### Directions for this task
Of all the lines in these entries, how many contain the string "angle"? Give only that count.

### Available data
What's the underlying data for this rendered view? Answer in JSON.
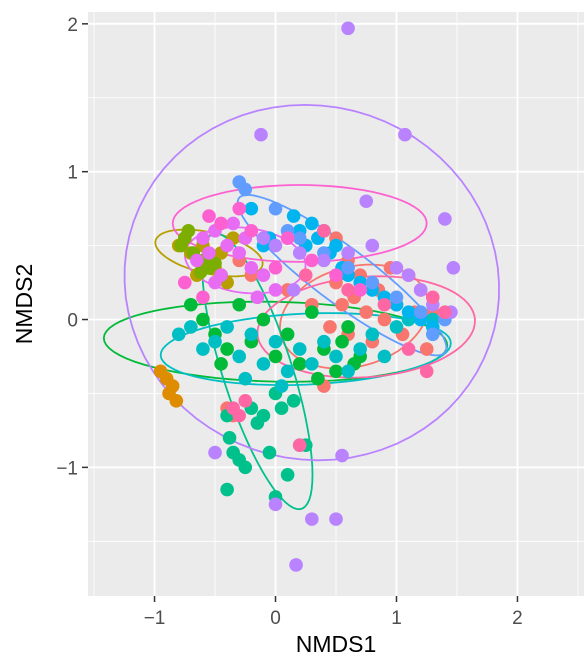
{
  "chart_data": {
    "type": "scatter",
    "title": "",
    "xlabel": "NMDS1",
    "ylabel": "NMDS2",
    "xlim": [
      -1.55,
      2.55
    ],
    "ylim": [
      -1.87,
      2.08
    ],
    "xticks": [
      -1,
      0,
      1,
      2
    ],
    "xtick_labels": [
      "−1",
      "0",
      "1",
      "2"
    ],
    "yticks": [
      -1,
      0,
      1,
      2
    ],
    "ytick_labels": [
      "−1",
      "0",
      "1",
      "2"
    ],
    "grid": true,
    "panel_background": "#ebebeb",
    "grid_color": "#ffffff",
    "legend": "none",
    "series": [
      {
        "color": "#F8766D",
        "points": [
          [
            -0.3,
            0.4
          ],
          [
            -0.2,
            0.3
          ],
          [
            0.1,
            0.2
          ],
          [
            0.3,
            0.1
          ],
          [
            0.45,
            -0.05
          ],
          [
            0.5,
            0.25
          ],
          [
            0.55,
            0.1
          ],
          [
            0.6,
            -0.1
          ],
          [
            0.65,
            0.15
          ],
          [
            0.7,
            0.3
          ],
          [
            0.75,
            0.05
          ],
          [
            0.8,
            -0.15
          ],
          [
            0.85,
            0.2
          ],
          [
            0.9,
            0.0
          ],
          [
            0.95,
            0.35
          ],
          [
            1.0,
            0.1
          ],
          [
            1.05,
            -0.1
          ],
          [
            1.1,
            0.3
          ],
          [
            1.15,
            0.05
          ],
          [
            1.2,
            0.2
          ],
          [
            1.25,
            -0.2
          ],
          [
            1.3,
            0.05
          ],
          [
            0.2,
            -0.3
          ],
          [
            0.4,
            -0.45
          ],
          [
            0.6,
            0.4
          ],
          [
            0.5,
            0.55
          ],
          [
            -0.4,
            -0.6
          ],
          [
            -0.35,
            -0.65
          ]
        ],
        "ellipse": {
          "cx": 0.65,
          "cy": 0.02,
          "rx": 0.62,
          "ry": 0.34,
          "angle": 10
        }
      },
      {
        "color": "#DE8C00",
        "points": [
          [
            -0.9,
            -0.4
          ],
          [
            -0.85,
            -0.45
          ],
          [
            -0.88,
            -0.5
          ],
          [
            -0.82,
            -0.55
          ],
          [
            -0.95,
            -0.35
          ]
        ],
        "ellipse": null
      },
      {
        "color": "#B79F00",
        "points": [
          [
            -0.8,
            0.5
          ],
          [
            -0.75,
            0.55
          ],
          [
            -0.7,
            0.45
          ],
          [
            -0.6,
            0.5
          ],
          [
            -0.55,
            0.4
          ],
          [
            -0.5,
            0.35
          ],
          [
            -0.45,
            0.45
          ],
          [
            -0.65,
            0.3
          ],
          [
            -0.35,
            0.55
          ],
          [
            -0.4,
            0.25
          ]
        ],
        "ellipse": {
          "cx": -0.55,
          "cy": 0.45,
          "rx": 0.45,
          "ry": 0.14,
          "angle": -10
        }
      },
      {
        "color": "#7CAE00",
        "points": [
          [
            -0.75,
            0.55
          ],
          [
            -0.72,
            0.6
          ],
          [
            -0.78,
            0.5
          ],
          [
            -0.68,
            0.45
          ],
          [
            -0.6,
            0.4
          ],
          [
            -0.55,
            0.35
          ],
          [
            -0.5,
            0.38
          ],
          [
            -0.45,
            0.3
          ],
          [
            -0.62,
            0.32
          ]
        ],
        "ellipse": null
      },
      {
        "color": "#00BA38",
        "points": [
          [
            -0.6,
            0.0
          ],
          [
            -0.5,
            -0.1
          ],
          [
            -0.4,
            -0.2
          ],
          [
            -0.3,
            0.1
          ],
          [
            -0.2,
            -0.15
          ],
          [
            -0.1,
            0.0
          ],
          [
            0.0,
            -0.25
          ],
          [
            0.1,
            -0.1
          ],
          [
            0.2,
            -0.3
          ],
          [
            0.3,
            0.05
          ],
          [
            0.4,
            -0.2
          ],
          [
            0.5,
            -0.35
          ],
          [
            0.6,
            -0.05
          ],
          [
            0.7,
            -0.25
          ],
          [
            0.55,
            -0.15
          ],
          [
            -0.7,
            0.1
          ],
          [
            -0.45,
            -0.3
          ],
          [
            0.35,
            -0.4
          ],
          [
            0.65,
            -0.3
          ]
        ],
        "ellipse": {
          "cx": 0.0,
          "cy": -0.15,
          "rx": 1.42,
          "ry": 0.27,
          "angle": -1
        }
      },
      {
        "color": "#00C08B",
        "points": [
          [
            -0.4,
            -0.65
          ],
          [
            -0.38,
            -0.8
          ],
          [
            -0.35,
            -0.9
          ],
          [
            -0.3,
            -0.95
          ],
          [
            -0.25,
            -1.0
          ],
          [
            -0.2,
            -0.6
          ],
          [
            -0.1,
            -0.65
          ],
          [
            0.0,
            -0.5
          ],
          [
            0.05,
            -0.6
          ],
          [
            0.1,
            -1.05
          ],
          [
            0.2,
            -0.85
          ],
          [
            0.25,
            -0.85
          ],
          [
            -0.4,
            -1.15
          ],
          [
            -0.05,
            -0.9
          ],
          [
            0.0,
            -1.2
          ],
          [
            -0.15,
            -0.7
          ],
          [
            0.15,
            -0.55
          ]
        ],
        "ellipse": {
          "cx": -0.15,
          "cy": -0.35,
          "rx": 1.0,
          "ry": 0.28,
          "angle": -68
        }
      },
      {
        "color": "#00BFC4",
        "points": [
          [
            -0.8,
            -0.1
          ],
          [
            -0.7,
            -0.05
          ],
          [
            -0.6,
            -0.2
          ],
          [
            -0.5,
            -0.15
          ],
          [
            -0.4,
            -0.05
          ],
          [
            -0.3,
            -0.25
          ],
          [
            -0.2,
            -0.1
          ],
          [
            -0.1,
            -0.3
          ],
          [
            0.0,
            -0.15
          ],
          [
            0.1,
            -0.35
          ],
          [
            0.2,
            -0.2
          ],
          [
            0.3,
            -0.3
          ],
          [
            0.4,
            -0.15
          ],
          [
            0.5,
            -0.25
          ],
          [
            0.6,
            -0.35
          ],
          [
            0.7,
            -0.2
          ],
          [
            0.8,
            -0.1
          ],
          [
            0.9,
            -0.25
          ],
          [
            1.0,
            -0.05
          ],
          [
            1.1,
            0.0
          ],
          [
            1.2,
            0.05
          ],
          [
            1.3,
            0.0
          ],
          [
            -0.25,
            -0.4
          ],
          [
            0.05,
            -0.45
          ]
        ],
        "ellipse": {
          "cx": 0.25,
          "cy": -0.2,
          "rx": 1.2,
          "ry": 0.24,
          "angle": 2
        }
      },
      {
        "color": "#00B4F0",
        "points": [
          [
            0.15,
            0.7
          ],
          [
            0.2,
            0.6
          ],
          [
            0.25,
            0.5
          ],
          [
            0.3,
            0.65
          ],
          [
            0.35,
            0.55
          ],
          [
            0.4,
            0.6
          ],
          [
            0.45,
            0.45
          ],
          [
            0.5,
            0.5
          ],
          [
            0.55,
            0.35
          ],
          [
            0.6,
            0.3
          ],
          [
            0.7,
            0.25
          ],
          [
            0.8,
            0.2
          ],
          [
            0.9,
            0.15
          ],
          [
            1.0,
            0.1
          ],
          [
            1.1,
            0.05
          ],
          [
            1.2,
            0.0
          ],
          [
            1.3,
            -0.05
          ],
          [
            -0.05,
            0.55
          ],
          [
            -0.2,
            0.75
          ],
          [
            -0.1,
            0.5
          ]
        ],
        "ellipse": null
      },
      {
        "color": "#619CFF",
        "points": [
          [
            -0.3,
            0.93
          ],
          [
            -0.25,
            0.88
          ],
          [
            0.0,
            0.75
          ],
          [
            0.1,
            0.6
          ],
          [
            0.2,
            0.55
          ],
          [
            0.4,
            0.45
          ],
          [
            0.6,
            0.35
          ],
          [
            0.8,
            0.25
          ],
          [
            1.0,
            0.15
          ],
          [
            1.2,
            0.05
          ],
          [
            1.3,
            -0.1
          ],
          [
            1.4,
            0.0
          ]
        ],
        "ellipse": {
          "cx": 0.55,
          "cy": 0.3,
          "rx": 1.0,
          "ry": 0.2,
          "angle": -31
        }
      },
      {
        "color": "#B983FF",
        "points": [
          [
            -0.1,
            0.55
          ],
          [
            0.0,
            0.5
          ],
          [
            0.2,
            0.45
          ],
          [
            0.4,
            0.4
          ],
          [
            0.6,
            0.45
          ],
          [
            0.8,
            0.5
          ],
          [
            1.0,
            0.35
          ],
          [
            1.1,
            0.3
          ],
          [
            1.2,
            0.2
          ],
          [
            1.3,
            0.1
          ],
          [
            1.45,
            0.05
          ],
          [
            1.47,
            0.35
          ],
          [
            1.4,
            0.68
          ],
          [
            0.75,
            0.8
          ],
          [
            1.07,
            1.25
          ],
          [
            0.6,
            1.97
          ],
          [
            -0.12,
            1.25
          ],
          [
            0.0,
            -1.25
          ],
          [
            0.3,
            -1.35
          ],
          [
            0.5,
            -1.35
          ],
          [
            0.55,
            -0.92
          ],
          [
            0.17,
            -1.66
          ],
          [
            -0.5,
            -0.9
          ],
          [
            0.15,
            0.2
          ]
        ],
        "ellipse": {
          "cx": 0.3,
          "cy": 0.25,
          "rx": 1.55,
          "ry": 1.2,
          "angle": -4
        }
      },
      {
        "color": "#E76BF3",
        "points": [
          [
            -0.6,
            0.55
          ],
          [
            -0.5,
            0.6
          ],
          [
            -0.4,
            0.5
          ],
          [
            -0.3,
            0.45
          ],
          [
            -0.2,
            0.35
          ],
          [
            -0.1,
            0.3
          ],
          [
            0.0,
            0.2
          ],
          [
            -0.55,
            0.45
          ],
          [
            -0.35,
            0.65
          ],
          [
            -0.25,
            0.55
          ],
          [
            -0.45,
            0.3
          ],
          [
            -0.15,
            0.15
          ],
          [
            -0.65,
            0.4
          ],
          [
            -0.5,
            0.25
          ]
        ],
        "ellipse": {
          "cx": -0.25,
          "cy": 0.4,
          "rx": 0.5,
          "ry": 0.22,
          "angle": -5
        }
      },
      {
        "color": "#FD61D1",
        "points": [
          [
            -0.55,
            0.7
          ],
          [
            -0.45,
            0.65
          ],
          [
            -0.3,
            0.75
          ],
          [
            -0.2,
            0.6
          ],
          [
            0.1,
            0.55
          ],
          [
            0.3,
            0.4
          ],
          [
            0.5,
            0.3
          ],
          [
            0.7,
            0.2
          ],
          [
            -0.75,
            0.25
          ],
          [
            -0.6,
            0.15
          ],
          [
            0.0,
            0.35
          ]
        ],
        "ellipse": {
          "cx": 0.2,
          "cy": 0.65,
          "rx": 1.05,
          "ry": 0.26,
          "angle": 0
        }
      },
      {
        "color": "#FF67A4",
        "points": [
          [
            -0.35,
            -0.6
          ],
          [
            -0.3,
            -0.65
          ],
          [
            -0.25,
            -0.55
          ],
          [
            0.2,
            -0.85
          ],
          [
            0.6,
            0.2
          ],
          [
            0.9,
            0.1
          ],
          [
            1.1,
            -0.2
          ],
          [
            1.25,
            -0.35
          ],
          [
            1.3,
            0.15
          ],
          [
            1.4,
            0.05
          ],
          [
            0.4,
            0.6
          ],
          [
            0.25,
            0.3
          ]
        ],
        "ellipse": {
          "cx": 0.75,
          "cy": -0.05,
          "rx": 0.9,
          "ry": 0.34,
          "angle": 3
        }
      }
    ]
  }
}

### Output for this task
10